§ **What is being asked**:
Copy all the data exactly, except the pictures.

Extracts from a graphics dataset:
────────────────
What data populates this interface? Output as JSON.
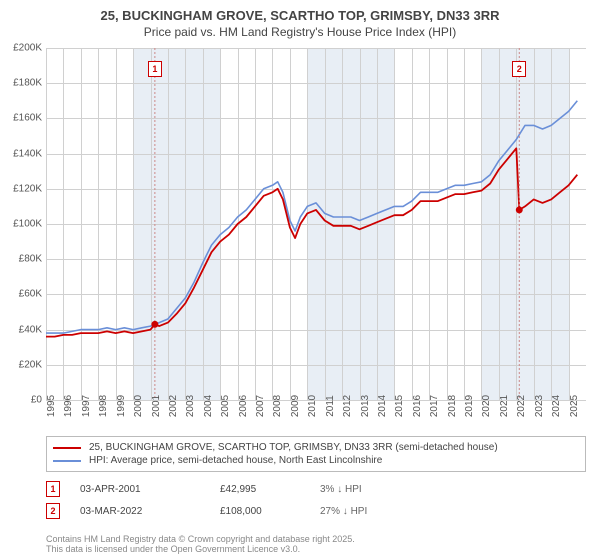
{
  "title_main": "25, BUCKINGHAM GROVE, SCARTHO TOP, GRIMSBY, DN33 3RR",
  "title_sub": "Price paid vs. HM Land Registry's House Price Index (HPI)",
  "chart": {
    "type": "line",
    "x_start_year": 1995,
    "x_end_year": 2026,
    "x_ticks": [
      1995,
      1996,
      1997,
      1998,
      1999,
      2000,
      2001,
      2002,
      2003,
      2004,
      2005,
      2006,
      2007,
      2008,
      2009,
      2010,
      2011,
      2012,
      2013,
      2014,
      2015,
      2016,
      2017,
      2018,
      2019,
      2020,
      2021,
      2022,
      2023,
      2024,
      2025
    ],
    "ylim": [
      0,
      200000
    ],
    "y_ticks": [
      0,
      20000,
      40000,
      60000,
      80000,
      100000,
      120000,
      140000,
      160000,
      180000,
      200000
    ],
    "y_tick_labels": [
      "£0",
      "£20K",
      "£40K",
      "£60K",
      "£80K",
      "£100K",
      "£120K",
      "£140K",
      "£160K",
      "£180K",
      "£200K"
    ],
    "grid_color": "#d0d0d0",
    "background_color": "#ffffff",
    "background_alternate_color": "#e8eef5",
    "series": [
      {
        "name": "hpi",
        "legend": "HPI: Average price, semi-detached house, North East Lincolnshire",
        "color": "#6a8fd8",
        "line_width": 1.6,
        "data": [
          [
            1995.0,
            38
          ],
          [
            1995.5,
            38
          ],
          [
            1996.0,
            38
          ],
          [
            1996.5,
            39
          ],
          [
            1997.0,
            40
          ],
          [
            1997.5,
            40
          ],
          [
            1998.0,
            40
          ],
          [
            1998.5,
            41
          ],
          [
            1999.0,
            40
          ],
          [
            1999.5,
            41
          ],
          [
            2000.0,
            40
          ],
          [
            2000.5,
            41
          ],
          [
            2001.0,
            42
          ],
          [
            2001.5,
            44
          ],
          [
            2002.0,
            46
          ],
          [
            2002.5,
            52
          ],
          [
            2003.0,
            58
          ],
          [
            2003.5,
            67
          ],
          [
            2004.0,
            78
          ],
          [
            2004.5,
            88
          ],
          [
            2005.0,
            94
          ],
          [
            2005.5,
            98
          ],
          [
            2006.0,
            104
          ],
          [
            2006.5,
            108
          ],
          [
            2007.0,
            114
          ],
          [
            2007.5,
            120
          ],
          [
            2008.0,
            122
          ],
          [
            2008.3,
            124
          ],
          [
            2008.6,
            118
          ],
          [
            2009.0,
            102
          ],
          [
            2009.3,
            96
          ],
          [
            2009.6,
            104
          ],
          [
            2010.0,
            110
          ],
          [
            2010.5,
            112
          ],
          [
            2011.0,
            106
          ],
          [
            2011.5,
            104
          ],
          [
            2012.0,
            104
          ],
          [
            2012.5,
            104
          ],
          [
            2013.0,
            102
          ],
          [
            2013.5,
            104
          ],
          [
            2014.0,
            106
          ],
          [
            2014.5,
            108
          ],
          [
            2015.0,
            110
          ],
          [
            2015.5,
            110
          ],
          [
            2016.0,
            113
          ],
          [
            2016.5,
            118
          ],
          [
            2017.0,
            118
          ],
          [
            2017.5,
            118
          ],
          [
            2018.0,
            120
          ],
          [
            2018.5,
            122
          ],
          [
            2019.0,
            122
          ],
          [
            2019.5,
            123
          ],
          [
            2020.0,
            124
          ],
          [
            2020.5,
            128
          ],
          [
            2021.0,
            136
          ],
          [
            2021.5,
            142
          ],
          [
            2022.0,
            148
          ],
          [
            2022.5,
            156
          ],
          [
            2023.0,
            156
          ],
          [
            2023.5,
            154
          ],
          [
            2024.0,
            156
          ],
          [
            2024.5,
            160
          ],
          [
            2025.0,
            164
          ],
          [
            2025.5,
            170
          ]
        ]
      },
      {
        "name": "price_paid",
        "legend": "25, BUCKINGHAM GROVE, SCARTHO TOP, GRIMSBY, DN33 3RR (semi-detached house)",
        "color": "#cc0000",
        "line_width": 1.8,
        "data": [
          [
            1995.0,
            36
          ],
          [
            1995.5,
            36
          ],
          [
            1996.0,
            37
          ],
          [
            1996.5,
            37
          ],
          [
            1997.0,
            38
          ],
          [
            1997.5,
            38
          ],
          [
            1998.0,
            38
          ],
          [
            1998.5,
            39
          ],
          [
            1999.0,
            38
          ],
          [
            1999.5,
            39
          ],
          [
            2000.0,
            38
          ],
          [
            2000.5,
            39
          ],
          [
            2001.0,
            40
          ],
          [
            2001.25,
            43
          ],
          [
            2001.5,
            42
          ],
          [
            2002.0,
            44
          ],
          [
            2002.5,
            49
          ],
          [
            2003.0,
            55
          ],
          [
            2003.5,
            64
          ],
          [
            2004.0,
            74
          ],
          [
            2004.5,
            84
          ],
          [
            2005.0,
            90
          ],
          [
            2005.5,
            94
          ],
          [
            2006.0,
            100
          ],
          [
            2006.5,
            104
          ],
          [
            2007.0,
            110
          ],
          [
            2007.5,
            116
          ],
          [
            2008.0,
            118
          ],
          [
            2008.3,
            120
          ],
          [
            2008.6,
            114
          ],
          [
            2009.0,
            98
          ],
          [
            2009.3,
            92
          ],
          [
            2009.6,
            100
          ],
          [
            2010.0,
            106
          ],
          [
            2010.5,
            108
          ],
          [
            2011.0,
            102
          ],
          [
            2011.5,
            99
          ],
          [
            2012.0,
            99
          ],
          [
            2012.5,
            99
          ],
          [
            2013.0,
            97
          ],
          [
            2013.5,
            99
          ],
          [
            2014.0,
            101
          ],
          [
            2014.5,
            103
          ],
          [
            2015.0,
            105
          ],
          [
            2015.5,
            105
          ],
          [
            2016.0,
            108
          ],
          [
            2016.5,
            113
          ],
          [
            2017.0,
            113
          ],
          [
            2017.5,
            113
          ],
          [
            2018.0,
            115
          ],
          [
            2018.5,
            117
          ],
          [
            2019.0,
            117
          ],
          [
            2019.5,
            118
          ],
          [
            2020.0,
            119
          ],
          [
            2020.5,
            123
          ],
          [
            2021.0,
            131
          ],
          [
            2021.5,
            137
          ],
          [
            2022.0,
            143
          ],
          [
            2022.17,
            108
          ],
          [
            2022.5,
            110
          ],
          [
            2023.0,
            114
          ],
          [
            2023.5,
            112
          ],
          [
            2024.0,
            114
          ],
          [
            2024.5,
            118
          ],
          [
            2025.0,
            122
          ],
          [
            2025.5,
            128
          ]
        ]
      }
    ],
    "price_markers": [
      {
        "idx": "1",
        "year": 2001.25,
        "value": 42995,
        "color": "#cc0000"
      },
      {
        "idx": "2",
        "year": 2022.17,
        "value": 108000,
        "color": "#cc0000"
      }
    ]
  },
  "legend_items": [
    {
      "color": "#cc0000",
      "text": "25, BUCKINGHAM GROVE, SCARTHO TOP, GRIMSBY, DN33 3RR (semi-detached house)"
    },
    {
      "color": "#6a8fd8",
      "text": "HPI: Average price, semi-detached house, North East Lincolnshire"
    }
  ],
  "annotations": [
    {
      "idx": "1",
      "date": "03-APR-2001",
      "price": "£42,995",
      "diff": "3% ↓ HPI"
    },
    {
      "idx": "2",
      "date": "03-MAR-2022",
      "price": "£108,000",
      "diff": "27% ↓ HPI"
    }
  ],
  "footer_text": "Contains HM Land Registry data © Crown copyright and database right 2025.\nThis data is licensed under the Open Government Licence v3.0."
}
────────────────
§ **Solved problem**:
What data populates this interface? Output as JSON.
{
  "title_main": "25, BUCKINGHAM GROVE, SCARTHO TOP, GRIMSBY, DN33 3RR",
  "title_sub": "Price paid vs. HM Land Registry's House Price Index (HPI)",
  "chart": {
    "type": "line",
    "x_start_year": 1995,
    "x_end_year": 2026,
    "x_ticks": [
      1995,
      1996,
      1997,
      1998,
      1999,
      2000,
      2001,
      2002,
      2003,
      2004,
      2005,
      2006,
      2007,
      2008,
      2009,
      2010,
      2011,
      2012,
      2013,
      2014,
      2015,
      2016,
      2017,
      2018,
      2019,
      2020,
      2021,
      2022,
      2023,
      2024,
      2025
    ],
    "ylim": [
      0,
      200000
    ],
    "y_ticks": [
      0,
      20000,
      40000,
      60000,
      80000,
      100000,
      120000,
      140000,
      160000,
      180000,
      200000
    ],
    "y_tick_labels": [
      "£0",
      "£20K",
      "£40K",
      "£60K",
      "£80K",
      "£100K",
      "£120K",
      "£140K",
      "£160K",
      "£180K",
      "£200K"
    ],
    "grid_color": "#d0d0d0",
    "background_color": "#ffffff",
    "background_alternate_color": "#e8eef5",
    "series": [
      {
        "name": "hpi",
        "legend": "HPI: Average price, semi-detached house, North East Lincolnshire",
        "color": "#6a8fd8",
        "line_width": 1.6,
        "data": [
          [
            1995.0,
            38
          ],
          [
            1995.5,
            38
          ],
          [
            1996.0,
            38
          ],
          [
            1996.5,
            39
          ],
          [
            1997.0,
            40
          ],
          [
            1997.5,
            40
          ],
          [
            1998.0,
            40
          ],
          [
            1998.5,
            41
          ],
          [
            1999.0,
            40
          ],
          [
            1999.5,
            41
          ],
          [
            2000.0,
            40
          ],
          [
            2000.5,
            41
          ],
          [
            2001.0,
            42
          ],
          [
            2001.5,
            44
          ],
          [
            2002.0,
            46
          ],
          [
            2002.5,
            52
          ],
          [
            2003.0,
            58
          ],
          [
            2003.5,
            67
          ],
          [
            2004.0,
            78
          ],
          [
            2004.5,
            88
          ],
          [
            2005.0,
            94
          ],
          [
            2005.5,
            98
          ],
          [
            2006.0,
            104
          ],
          [
            2006.5,
            108
          ],
          [
            2007.0,
            114
          ],
          [
            2007.5,
            120
          ],
          [
            2008.0,
            122
          ],
          [
            2008.3,
            124
          ],
          [
            2008.6,
            118
          ],
          [
            2009.0,
            102
          ],
          [
            2009.3,
            96
          ],
          [
            2009.6,
            104
          ],
          [
            2010.0,
            110
          ],
          [
            2010.5,
            112
          ],
          [
            2011.0,
            106
          ],
          [
            2011.5,
            104
          ],
          [
            2012.0,
            104
          ],
          [
            2012.5,
            104
          ],
          [
            2013.0,
            102
          ],
          [
            2013.5,
            104
          ],
          [
            2014.0,
            106
          ],
          [
            2014.5,
            108
          ],
          [
            2015.0,
            110
          ],
          [
            2015.5,
            110
          ],
          [
            2016.0,
            113
          ],
          [
            2016.5,
            118
          ],
          [
            2017.0,
            118
          ],
          [
            2017.5,
            118
          ],
          [
            2018.0,
            120
          ],
          [
            2018.5,
            122
          ],
          [
            2019.0,
            122
          ],
          [
            2019.5,
            123
          ],
          [
            2020.0,
            124
          ],
          [
            2020.5,
            128
          ],
          [
            2021.0,
            136
          ],
          [
            2021.5,
            142
          ],
          [
            2022.0,
            148
          ],
          [
            2022.5,
            156
          ],
          [
            2023.0,
            156
          ],
          [
            2023.5,
            154
          ],
          [
            2024.0,
            156
          ],
          [
            2024.5,
            160
          ],
          [
            2025.0,
            164
          ],
          [
            2025.5,
            170
          ]
        ]
      },
      {
        "name": "price_paid",
        "legend": "25, BUCKINGHAM GROVE, SCARTHO TOP, GRIMSBY, DN33 3RR (semi-detached house)",
        "color": "#cc0000",
        "line_width": 1.8,
        "data": [
          [
            1995.0,
            36
          ],
          [
            1995.5,
            36
          ],
          [
            1996.0,
            37
          ],
          [
            1996.5,
            37
          ],
          [
            1997.0,
            38
          ],
          [
            1997.5,
            38
          ],
          [
            1998.0,
            38
          ],
          [
            1998.5,
            39
          ],
          [
            1999.0,
            38
          ],
          [
            1999.5,
            39
          ],
          [
            2000.0,
            38
          ],
          [
            2000.5,
            39
          ],
          [
            2001.0,
            40
          ],
          [
            2001.25,
            43
          ],
          [
            2001.5,
            42
          ],
          [
            2002.0,
            44
          ],
          [
            2002.5,
            49
          ],
          [
            2003.0,
            55
          ],
          [
            2003.5,
            64
          ],
          [
            2004.0,
            74
          ],
          [
            2004.5,
            84
          ],
          [
            2005.0,
            90
          ],
          [
            2005.5,
            94
          ],
          [
            2006.0,
            100
          ],
          [
            2006.5,
            104
          ],
          [
            2007.0,
            110
          ],
          [
            2007.5,
            116
          ],
          [
            2008.0,
            118
          ],
          [
            2008.3,
            120
          ],
          [
            2008.6,
            114
          ],
          [
            2009.0,
            98
          ],
          [
            2009.3,
            92
          ],
          [
            2009.6,
            100
          ],
          [
            2010.0,
            106
          ],
          [
            2010.5,
            108
          ],
          [
            2011.0,
            102
          ],
          [
            2011.5,
            99
          ],
          [
            2012.0,
            99
          ],
          [
            2012.5,
            99
          ],
          [
            2013.0,
            97
          ],
          [
            2013.5,
            99
          ],
          [
            2014.0,
            101
          ],
          [
            2014.5,
            103
          ],
          [
            2015.0,
            105
          ],
          [
            2015.5,
            105
          ],
          [
            2016.0,
            108
          ],
          [
            2016.5,
            113
          ],
          [
            2017.0,
            113
          ],
          [
            2017.5,
            113
          ],
          [
            2018.0,
            115
          ],
          [
            2018.5,
            117
          ],
          [
            2019.0,
            117
          ],
          [
            2019.5,
            118
          ],
          [
            2020.0,
            119
          ],
          [
            2020.5,
            123
          ],
          [
            2021.0,
            131
          ],
          [
            2021.5,
            137
          ],
          [
            2022.0,
            143
          ],
          [
            2022.17,
            108
          ],
          [
            2022.5,
            110
          ],
          [
            2023.0,
            114
          ],
          [
            2023.5,
            112
          ],
          [
            2024.0,
            114
          ],
          [
            2024.5,
            118
          ],
          [
            2025.0,
            122
          ],
          [
            2025.5,
            128
          ]
        ]
      }
    ],
    "price_markers": [
      {
        "idx": "1",
        "year": 2001.25,
        "value": 42995,
        "color": "#cc0000"
      },
      {
        "idx": "2",
        "year": 2022.17,
        "value": 108000,
        "color": "#cc0000"
      }
    ]
  },
  "legend_items": [
    {
      "color": "#cc0000",
      "text": "25, BUCKINGHAM GROVE, SCARTHO TOP, GRIMSBY, DN33 3RR (semi-detached house)"
    },
    {
      "color": "#6a8fd8",
      "text": "HPI: Average price, semi-detached house, North East Lincolnshire"
    }
  ],
  "annotations": [
    {
      "idx": "1",
      "date": "03-APR-2001",
      "price": "£42,995",
      "diff": "3% ↓ HPI"
    },
    {
      "idx": "2",
      "date": "03-MAR-2022",
      "price": "£108,000",
      "diff": "27% ↓ HPI"
    }
  ],
  "footer_text": "Contains HM Land Registry data © Crown copyright and database right 2025.\nThis data is licensed under the Open Government Licence v3.0."
}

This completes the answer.